Items from a data source:
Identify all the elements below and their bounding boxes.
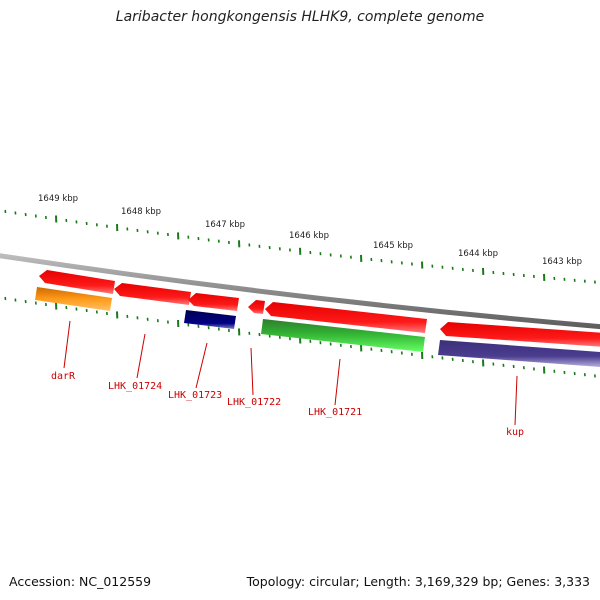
leader-line-LHK_01722 (250, 347, 254, 396)
genome-summary-text: Topology: circular; Length: 3,169,329 bp… (246, 574, 590, 589)
gene-arrow[interactable] (188, 293, 239, 311)
ruler-label: 1643 kbp (542, 257, 582, 267)
map-title: Laribacter hongkongensis HLHK9, complete… (115, 9, 485, 25)
gene-arrow[interactable] (265, 302, 427, 333)
gene-leader-lines (63, 320, 518, 426)
leader-line-kup (514, 375, 518, 426)
gene-row-lower (35, 287, 600, 367)
accession-text: Accession: NC_012559 (9, 574, 152, 589)
leader-line-LHK_01723 (195, 342, 208, 389)
gene-arrow[interactable] (114, 283, 191, 305)
gene-darR-bar[interactable] (35, 287, 112, 311)
ruler-label: 1644 kbp (458, 249, 498, 259)
ruler-ticks-bottom (4, 296, 596, 378)
leader-line-LHK_01724 (136, 333, 146, 379)
gene-label-LHK_01721[interactable]: LHK_01721 (308, 407, 362, 418)
ruler-label: 1649 kbp (38, 194, 78, 204)
gene-label-darR[interactable]: darR (51, 371, 76, 382)
gene-arrow[interactable] (248, 300, 265, 314)
gene-label-LHK_01722[interactable]: LHK_01722 (227, 397, 281, 408)
gene-label-LHK_01724[interactable]: LHK_01724 (108, 381, 162, 392)
ruler-ticks-top (4, 209, 596, 284)
gene-row-upper (39, 270, 600, 347)
gene-label-LHK_01723[interactable]: LHK_01723 (168, 390, 222, 401)
gene-arrow[interactable] (440, 322, 600, 347)
genome-backbone (0, 253, 600, 330)
gene-LHK_01721-bar[interactable] (261, 319, 425, 352)
gene-kup-bar[interactable] (438, 340, 600, 367)
ruler-label: 1646 kbp (289, 231, 329, 241)
gene-arrow[interactable] (39, 270, 115, 294)
gene-label-kup[interactable]: kup (506, 427, 524, 438)
ruler-label: 1645 kbp (373, 241, 413, 251)
leader-line-darR (63, 320, 71, 369)
ruler-label: 1648 kbp (121, 207, 161, 217)
gene-labels: darR LHK_01724 LHK_01723 LHK_01722 LHK_0… (51, 371, 524, 438)
leader-line-LHK_01721 (334, 358, 341, 406)
gene-LHK_01723-bar[interactable] (184, 310, 236, 329)
ruler-labels: 1649 kbp 1648 kbp 1647 kbp 1646 kbp 1645… (38, 194, 582, 267)
ruler-label: 1647 kbp (205, 220, 245, 230)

■ Exercise details
Scan the data above. Return every line with "leader" in it.

■ Response to this task
leader-line-LHK_01722 (250, 347, 254, 396)
gene-leader-lines (63, 320, 518, 426)
leader-line-kup (514, 375, 518, 426)
leader-line-LHK_01723 (195, 342, 208, 389)
leader-line-LHK_01724 (136, 333, 146, 379)
leader-line-darR (63, 320, 71, 369)
leader-line-LHK_01721 (334, 358, 341, 406)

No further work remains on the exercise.